-- Problems to solve --
(a) Write out the passage of the article on insecticides and spider behavior from "Royauté and his" up to and including "the same time.".
(b) Summarize the article on insecticides and spider behavior in two sentences.

-- Text provided --
-*-
Insecticides Alter Spiders’ Personalities and Behaviors

Consume the same amount of alcohol as your friend, and you may notice that you’re acting a little loopier than them, or vice versa.

This is the idea that urged Raphaël Royauté to study how insecticides affect a spider’s personality and behavior during his PhD at McGill University. While farmers use insecticides to kill pests such as moths and fruit flies, they are unintentionally interfering with the spiders’ ability to do their job, which ironically, is also to kill pests.

“We know that individual [spiders] have their own way of behaving, like a personality, just like pets have unique tendencies — whether they are shy, sociable or dominant,” said Royauté, who is the lead author of the study published in Functional Ecology. “This phenomenon is very common in wildlife including spiders. But researchers are only beginning to unveil the wider consequences of wildlife having personalities for various ecological processes.”

Royauté and his research team conducted experiments on bronze jumping spiders (Eris militaris), which play an important role in controlling pests in agricultural systems, to determine how their behaviors changed when they were exposed to Phosmet, a broad spectrum insecticide that controls multiple pests at the same time.
-*-
-- Record excerpts --
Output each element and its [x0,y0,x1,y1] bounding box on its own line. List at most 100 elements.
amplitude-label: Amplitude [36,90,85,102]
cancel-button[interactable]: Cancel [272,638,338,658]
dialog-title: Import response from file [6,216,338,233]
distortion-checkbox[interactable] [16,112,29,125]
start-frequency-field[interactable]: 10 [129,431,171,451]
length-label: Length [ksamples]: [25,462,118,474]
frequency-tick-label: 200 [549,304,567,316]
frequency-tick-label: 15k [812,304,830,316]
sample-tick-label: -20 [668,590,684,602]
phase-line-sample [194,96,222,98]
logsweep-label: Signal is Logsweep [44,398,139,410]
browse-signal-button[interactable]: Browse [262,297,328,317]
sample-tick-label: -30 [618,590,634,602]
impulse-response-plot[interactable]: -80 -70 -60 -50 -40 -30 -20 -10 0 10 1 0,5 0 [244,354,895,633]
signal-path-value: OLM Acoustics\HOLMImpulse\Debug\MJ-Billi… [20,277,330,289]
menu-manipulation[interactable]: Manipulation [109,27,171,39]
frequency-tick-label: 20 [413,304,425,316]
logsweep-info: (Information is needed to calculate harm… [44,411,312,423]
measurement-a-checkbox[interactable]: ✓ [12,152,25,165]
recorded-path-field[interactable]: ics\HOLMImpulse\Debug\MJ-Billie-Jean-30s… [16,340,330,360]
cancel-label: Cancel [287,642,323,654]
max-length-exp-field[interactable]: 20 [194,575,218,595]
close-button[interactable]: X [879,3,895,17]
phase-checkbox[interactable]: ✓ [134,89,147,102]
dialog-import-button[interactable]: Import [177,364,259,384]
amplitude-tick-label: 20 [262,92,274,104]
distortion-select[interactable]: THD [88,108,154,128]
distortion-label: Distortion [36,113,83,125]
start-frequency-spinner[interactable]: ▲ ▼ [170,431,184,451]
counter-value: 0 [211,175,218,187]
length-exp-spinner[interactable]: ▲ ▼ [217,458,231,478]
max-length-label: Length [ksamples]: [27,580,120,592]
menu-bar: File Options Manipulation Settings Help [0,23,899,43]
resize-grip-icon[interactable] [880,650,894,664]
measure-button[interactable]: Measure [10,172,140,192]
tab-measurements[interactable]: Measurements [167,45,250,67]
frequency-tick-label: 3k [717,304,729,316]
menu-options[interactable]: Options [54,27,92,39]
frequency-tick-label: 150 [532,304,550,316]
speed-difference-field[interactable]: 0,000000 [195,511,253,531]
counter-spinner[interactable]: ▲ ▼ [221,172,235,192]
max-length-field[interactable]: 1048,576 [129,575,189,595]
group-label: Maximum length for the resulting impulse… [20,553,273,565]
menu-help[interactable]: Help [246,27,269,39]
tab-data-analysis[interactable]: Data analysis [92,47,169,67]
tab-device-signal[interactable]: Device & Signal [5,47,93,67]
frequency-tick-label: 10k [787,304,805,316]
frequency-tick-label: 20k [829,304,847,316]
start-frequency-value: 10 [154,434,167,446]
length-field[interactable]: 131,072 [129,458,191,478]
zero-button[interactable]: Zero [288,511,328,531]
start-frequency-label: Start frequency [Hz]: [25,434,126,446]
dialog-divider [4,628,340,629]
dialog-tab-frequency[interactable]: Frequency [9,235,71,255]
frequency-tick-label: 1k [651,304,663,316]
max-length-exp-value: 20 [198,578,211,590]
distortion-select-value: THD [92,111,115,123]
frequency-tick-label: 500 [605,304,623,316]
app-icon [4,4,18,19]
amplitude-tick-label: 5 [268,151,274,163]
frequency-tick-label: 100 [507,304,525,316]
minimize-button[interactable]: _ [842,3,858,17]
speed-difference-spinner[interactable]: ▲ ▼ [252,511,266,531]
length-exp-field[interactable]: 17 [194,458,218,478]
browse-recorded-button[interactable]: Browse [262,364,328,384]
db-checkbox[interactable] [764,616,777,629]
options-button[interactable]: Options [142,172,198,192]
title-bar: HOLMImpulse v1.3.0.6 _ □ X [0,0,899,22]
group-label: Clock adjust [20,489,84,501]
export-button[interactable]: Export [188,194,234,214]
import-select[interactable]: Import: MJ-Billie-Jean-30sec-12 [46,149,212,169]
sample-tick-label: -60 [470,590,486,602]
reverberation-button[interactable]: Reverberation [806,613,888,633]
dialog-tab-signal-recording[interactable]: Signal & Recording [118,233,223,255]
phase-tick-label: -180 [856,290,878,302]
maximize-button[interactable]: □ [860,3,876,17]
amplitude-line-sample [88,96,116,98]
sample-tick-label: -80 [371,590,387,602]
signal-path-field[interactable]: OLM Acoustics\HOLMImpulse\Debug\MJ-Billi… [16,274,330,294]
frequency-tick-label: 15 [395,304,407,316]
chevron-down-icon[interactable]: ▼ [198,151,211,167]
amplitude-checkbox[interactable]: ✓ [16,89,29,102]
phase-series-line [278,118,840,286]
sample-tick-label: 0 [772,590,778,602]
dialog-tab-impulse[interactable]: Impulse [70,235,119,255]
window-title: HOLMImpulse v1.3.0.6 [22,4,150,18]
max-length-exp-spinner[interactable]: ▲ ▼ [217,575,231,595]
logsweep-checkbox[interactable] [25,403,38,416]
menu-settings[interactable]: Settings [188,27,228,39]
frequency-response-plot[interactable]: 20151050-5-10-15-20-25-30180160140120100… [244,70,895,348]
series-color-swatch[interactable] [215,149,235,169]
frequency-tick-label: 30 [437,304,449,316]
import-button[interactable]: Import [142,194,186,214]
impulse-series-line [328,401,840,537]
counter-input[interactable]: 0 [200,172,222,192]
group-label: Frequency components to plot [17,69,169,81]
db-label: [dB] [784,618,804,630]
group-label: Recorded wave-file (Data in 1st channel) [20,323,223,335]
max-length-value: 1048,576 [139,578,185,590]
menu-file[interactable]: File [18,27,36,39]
-*-
-- Task-by-task solutions --
(a)
Royauté and his research team conducted experiments on bronze jumping spiders (Eris militaris), which play an important role in controlling pests in agricultural systems, to determine how their behaviors changed when they were exposed to Phosmet, a broad spectrum insecticide that controls multiple pests at the same time.

(b) During his PhD at McGill University, Raphaël Royauté studied how insecticides, which farmers use to kill pests, affect the personality and behavior of spiders that also kill pests. His team exposed bronze jumping spiders, which help control pests in agricultural systems, to the broad-spectrum insecticide Phosmet to determine how their behaviors changed.